Extracted data entries:
========================================================================

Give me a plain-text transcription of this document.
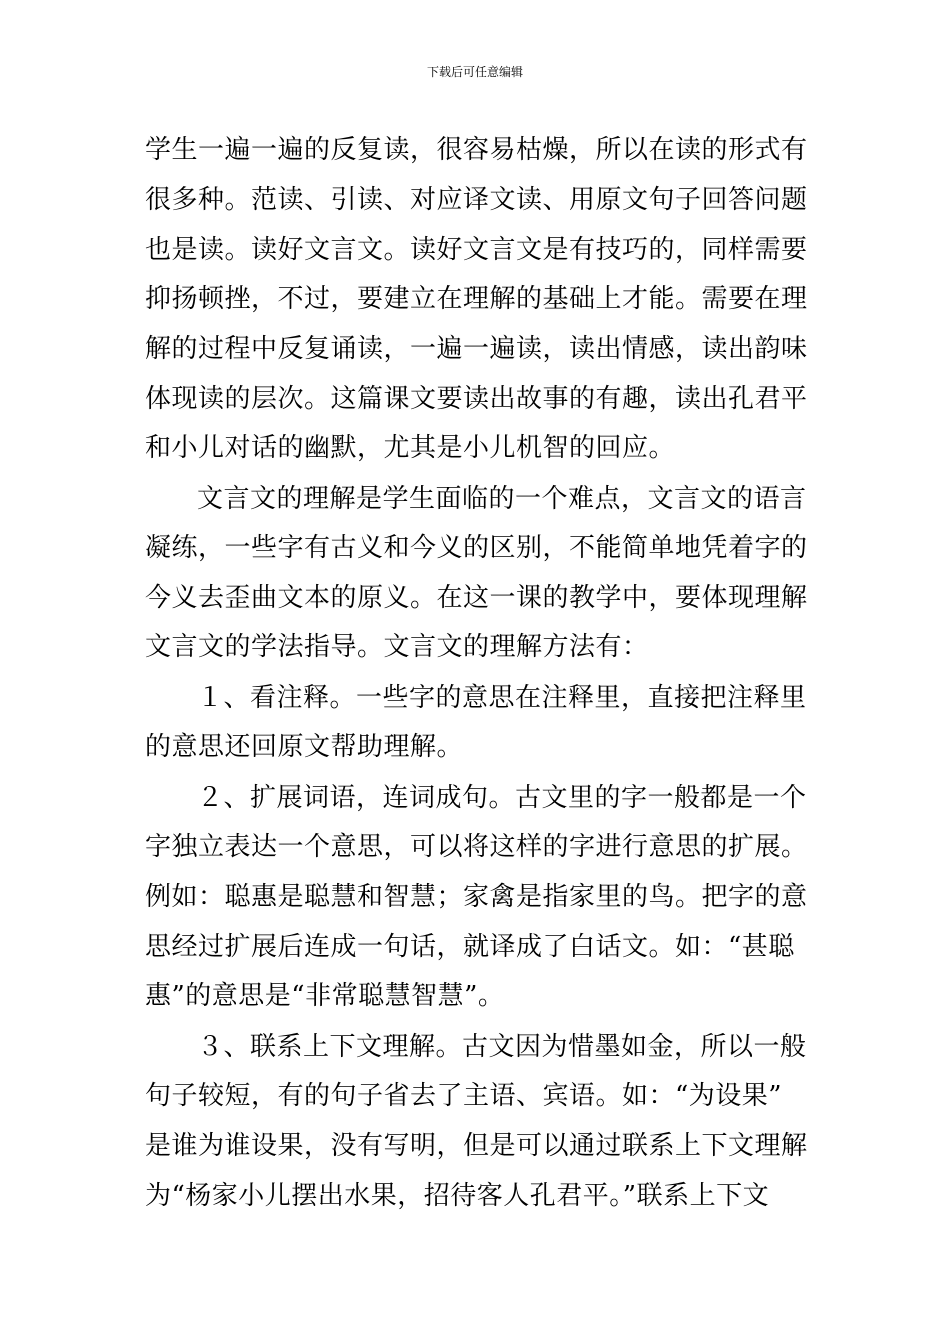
下载后可任意编辑
学生一遍一遍的反复读，很容易枯燥，所以在读的形式有
很多种。范读、引读、对应译文读、用原文句子回答问题
也是读。读好文言文。读好文言文是有技巧的，同样需要
抑扬顿挫，不过，要建立在理解的基础上才能。需要在理
解的过程中反复诵读，一遍一遍读，读出情感，读出韵味
体现读的层次。这篇课文要读出故事的有趣，读出孔君平
和小儿对话的幽默，尤其是小儿机智的回应。
文言文的理解是学生面临的一个难点，文言文的语言
凝练，一些字有古义和今义的区别，不能简单地凭着字的
今义去歪曲文本的原义。在这一课的教学中，要体现理解
文言文的学法指导。文言文的理解方法有：
１、看注释。一些字的意思在注释里，直接把注释里
的意思还回原文帮助理解。
２、扩展词语，连词成句。古文里的字一般都是一个
字独立表达一个意思，可以将这样的字进行意思的扩展。
例如：聪惠是聪慧和智慧；家禽是指家里的鸟。把字的意
思经过扩展后连成一句话，就译成了白话文。如：“甚聪
惠”的意思是“非常聪慧智慧”。
３、联系上下文理解。古文因为惜墨如金，所以一般
句子较短，有的句子省去了主语、宾语。如：“为设果”
是谁为谁设果，没有写明，但是可以通过联系上下文理解
为“杨家小儿摆出水果，招待客人孔君平。”联系上下文
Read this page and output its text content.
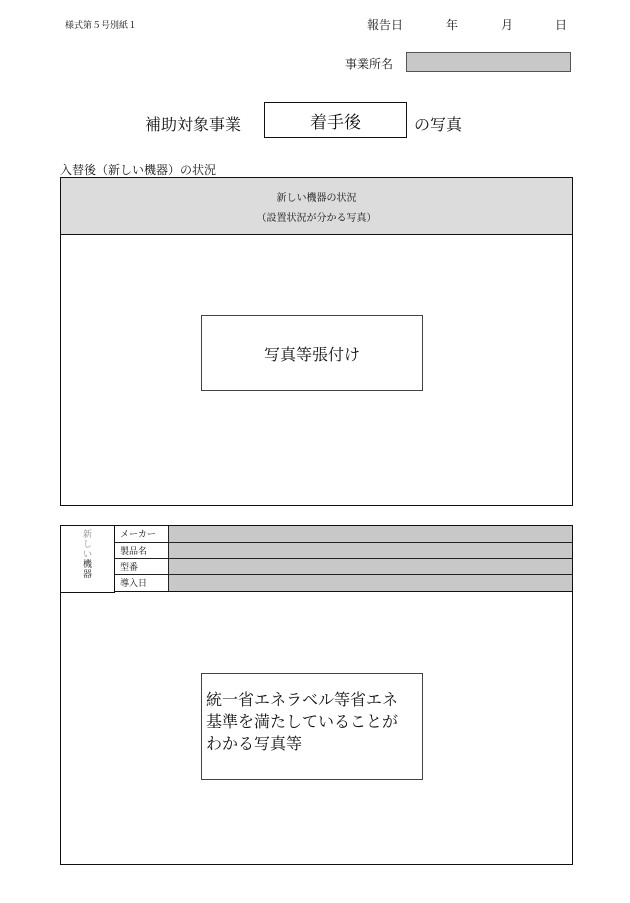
様式第５号別紙１	報告日	年	月	日
事業所名
補助対象事業	着手後	の写真
入替後（新しい機器）の状況
新しい機器の状況
（設置状況が分かる写真）
写真等張付け
新
し
い
機
器
メーカー	
製品名	
型番	
導入日	
統一省エネラベル等省エネ
基準を満たしていることが
わかる写真等
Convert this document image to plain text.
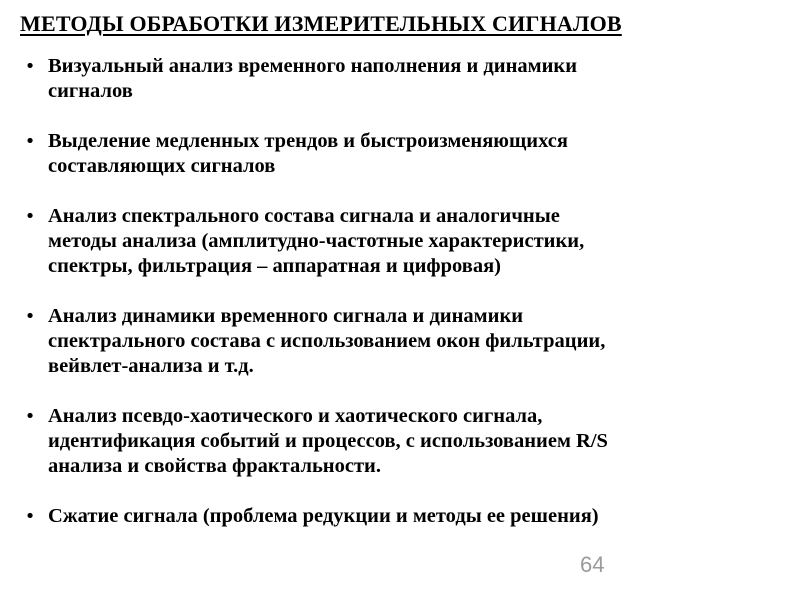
МЕТОДЫ ОБРАБОТКИ ИЗМЕРИТЕЛЬНЫХ СИГНАЛОВ
64
• Визуальный анализ временного наполнения и динамики
сигналов
• Выделение медленных трендов и быстроизменяющихся
составляющих сигналов
• Анализ спектрального состава сигнала и аналогичные
методы анализа (амплитудно-частотные характеристики,
спектры, фильтрация – аппаратная и цифровая)
• Анализ динамики временного сигнала и динамики
спектрального состава с использованием окон фильтрации,
вейвлет-анализа и т.д.
• Анализ псевдо-хаотического и хаотического сигнала,
идентификация событий и процессов, с использованием R/S
анализа и свойства фрактальности.
• Сжатие сигнала (проблема редукции и методы ее решения)
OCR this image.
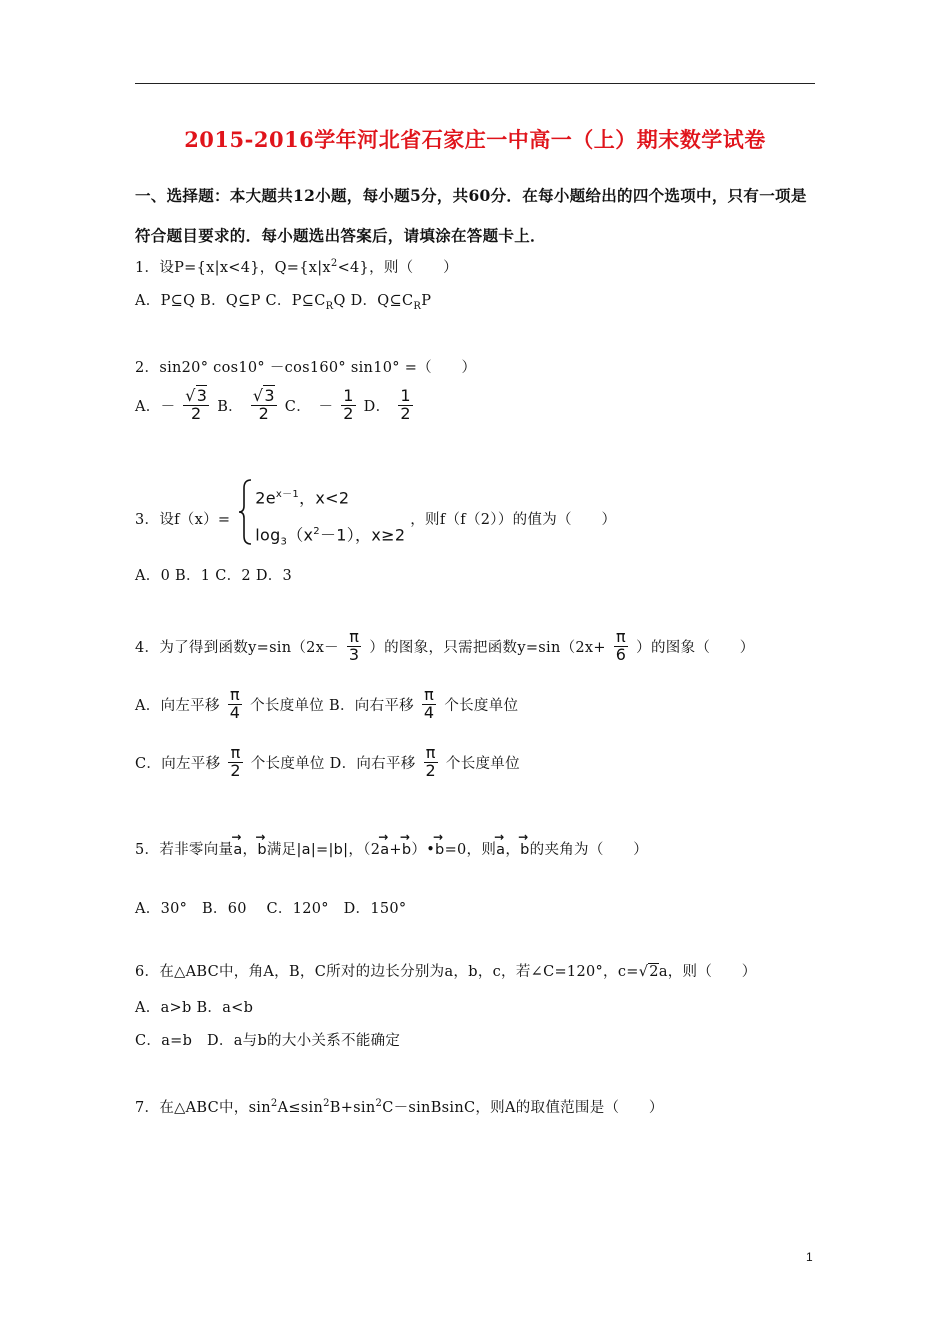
2015-2016学年河北省石家庄一中高一（上）期末数学试卷
一、选择题：本大题共12小题，每小题5分，共60分．在每小题给出的四个选项中，只有一项是
符合题目要求的．每小题选出答案后，请填涂在答题卡上．
1．设P={x|x<4}，$Q=\{x|x^2<4\}$，则（　　）
A．P⊆Q B．Q⊆P C．$P⊆C_RQ$ D．$Q⊆C_RP$
2．sin20° cos10° －cos160° sin10° =（　　）
A．－ $\frac{√3}{2}$ B． $\frac{√3}{2}$ C．　－ $\frac{1}{2}$ D． $\frac{1}{2}$
3．设f（x）=
$2e^{x-1}$，x<2
$\log_3(x^2-1)$，x≥2
，则f（f（2））的值为（　　）
A．0 B．1 C．2 D．3
4．为了得到函数$y=\sin(2x- \frac{\pi}{3}$ ）的图象，只需把函数$y=\sin(2x+ \frac{\pi}{6}$ ）的图象（　　）
A．向左平移 $\frac{\pi}{4}$ 个长度单位 B．向右平移 $\frac{\pi}{4}$ 个长度单位
C．向左平移 $\frac{\pi}{2}$ 个长度单位 D．向右平移 $\frac{\pi}{2}$ 个长度单位
5．若非零向量→ a，→ b满足|a|=|b|，（2→ a+→ b）•→ b=0，则→ a，→ b的夹角为（　　）
A．30°　B．60　 C．120°　D．150°
6．在△ABC中，角A，B，C所对的边长分别为a，b，c，若∠C=120°，c=√2a，则（　　）
A．a>b B．a<b
C．a=b　D．a与b的大小关系不能确定
7．在△ABC中，$\sin^2A\le\sin^2B+\sin^2C-sinBsinC$，则A的取值范围是（　　）
1
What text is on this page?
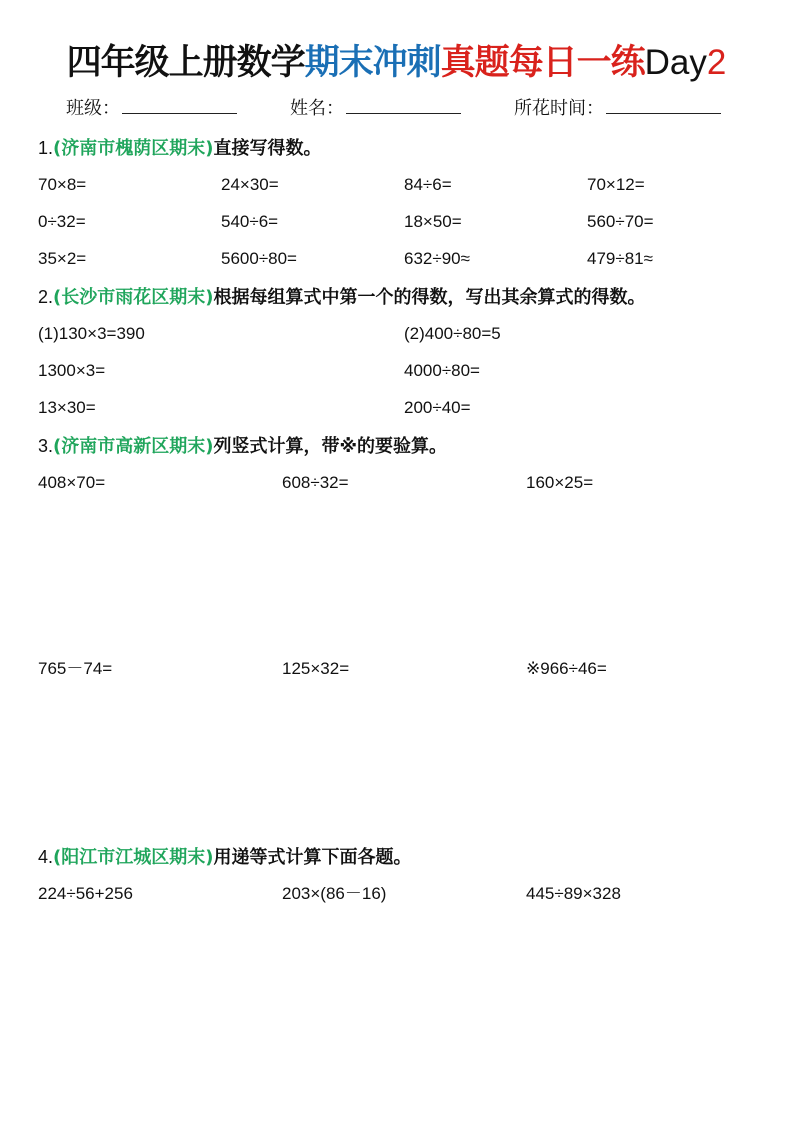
四年级上册数学期末冲刺真题每日一练Day2
班级：	姓名：	所花时间：
1.(济南市槐荫区期末)直接写得数。
70×8=	24×30=	84÷6=	70×12=
0÷32=	540÷6=	18×50=	560÷70=
35×2=	5600÷80=	632÷90≈	479÷81≈
2.(长沙市雨花区期末)根据每组算式中第一个的得数，写出其余算式的得数。
(1)130×3=390	(2)400÷80=5
1300×3=	4000÷80=
13×30=	200÷40=
3.(济南市高新区期末)列竖式计算，带※的要验算。
408×70=	608÷32=	160×25=
765－74=	125×32=	※966÷46=
4.(阳江市江城区期末)用递等式计算下面各题。
224÷56+256	203×(86－16)	445÷89×328
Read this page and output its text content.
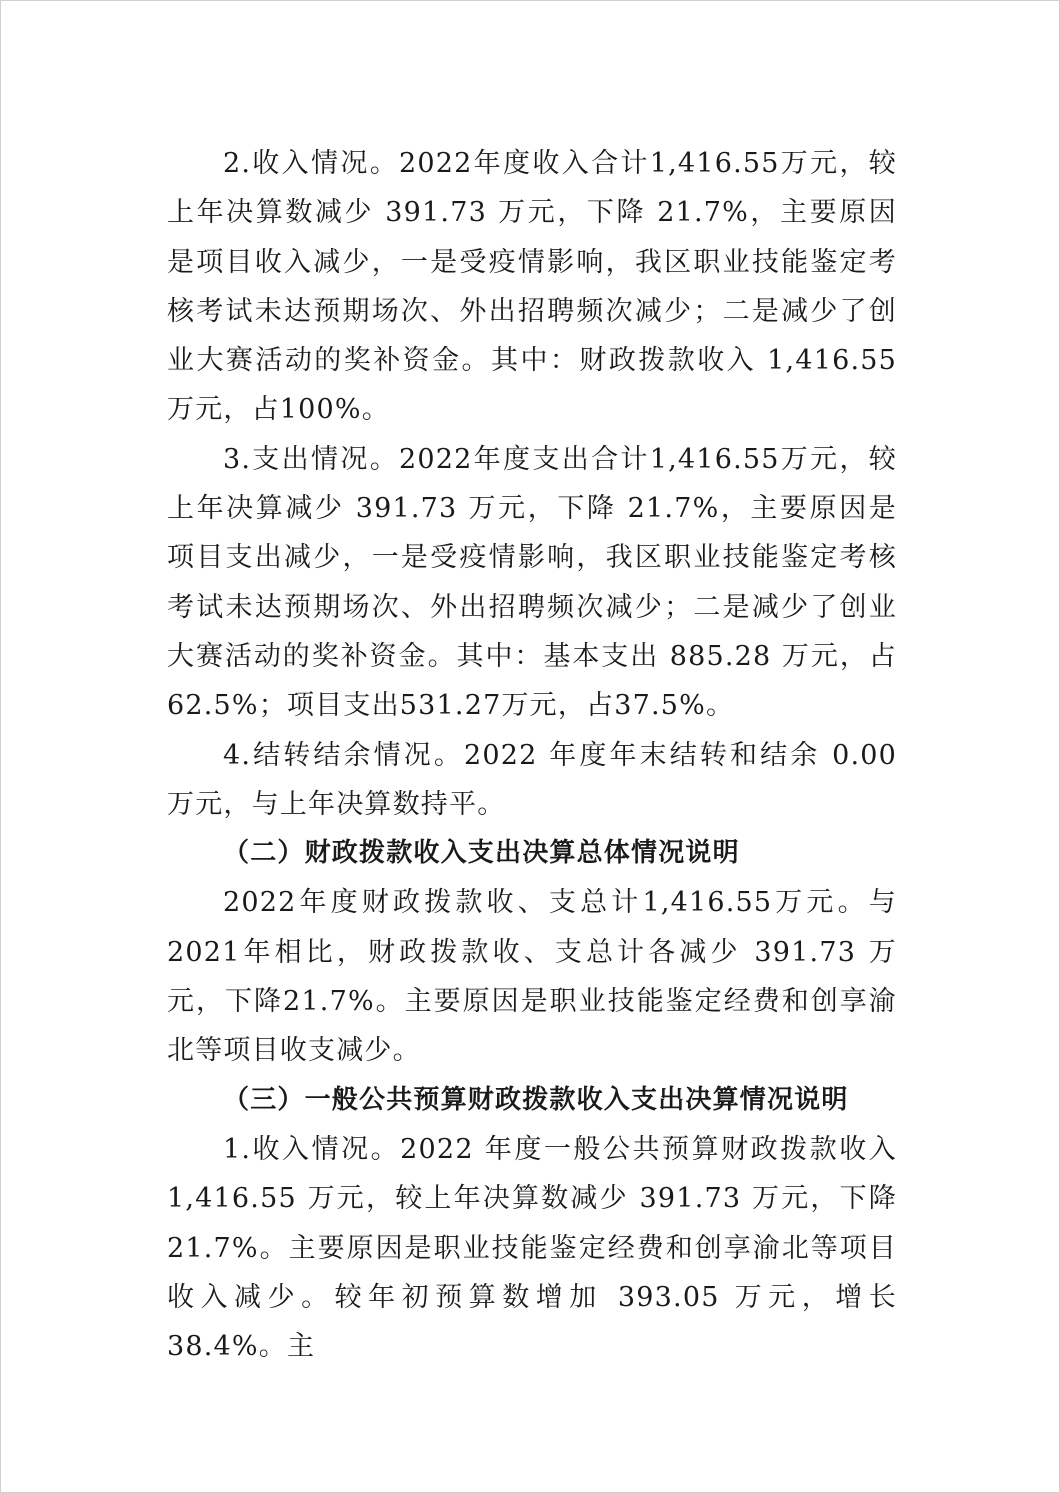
2.收入情况。2022年度收入合计1,416.55万元，较上年决算数减少 391.73 万元，下降 21.7%，主要原因是项目收入减少，一是受疫情影响，我区职业技能鉴定考核考试未达预期场次、外出招聘频次减少；二是减少了创业大赛活动的奖补资金。其中：财政拨款收入 1,416.55 万元，占100%。

3.支出情况。2022年度支出合计1,416.55万元，较上年决算减少 391.73 万元，下降 21.7%，主要原因是项目支出减少，一是受疫情影响，我区职业技能鉴定考核考试未达预期场次、外出招聘频次减少；二是减少了创业大赛活动的奖补资金。其中：基本支出 885.28 万元，占 62.5%；项目支出531.27万元，占37.5%。

4.结转结余情况。2022 年度年末结转和结余 0.00 万元，与上年决算数持平。

（二）财政拨款收入支出决算总体情况说明

2022年度财政拨款收、支总计1,416.55万元。与 2021年相比，财政拨款收、支总计各减少 391.73 万元，下降21.7%。主要原因是职业技能鉴定经费和创享渝北等项目收支减少。

（三）一般公共预算财政拨款收入支出决算情况说明

1.收入情况。2022 年度一般公共预算财政拨款收入1,416.55 万元，较上年决算数减少 391.73 万元，下降21.7%。主要原因是职业技能鉴定经费和创享渝北等项目收入减少。较年初预算数增加 393.05 万元，增长 38.4%。主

========================================================================

[What is asked] Find the number of lines in which the word "сигнала" occurs, and write nothing but that number.

[Solution for this task] 4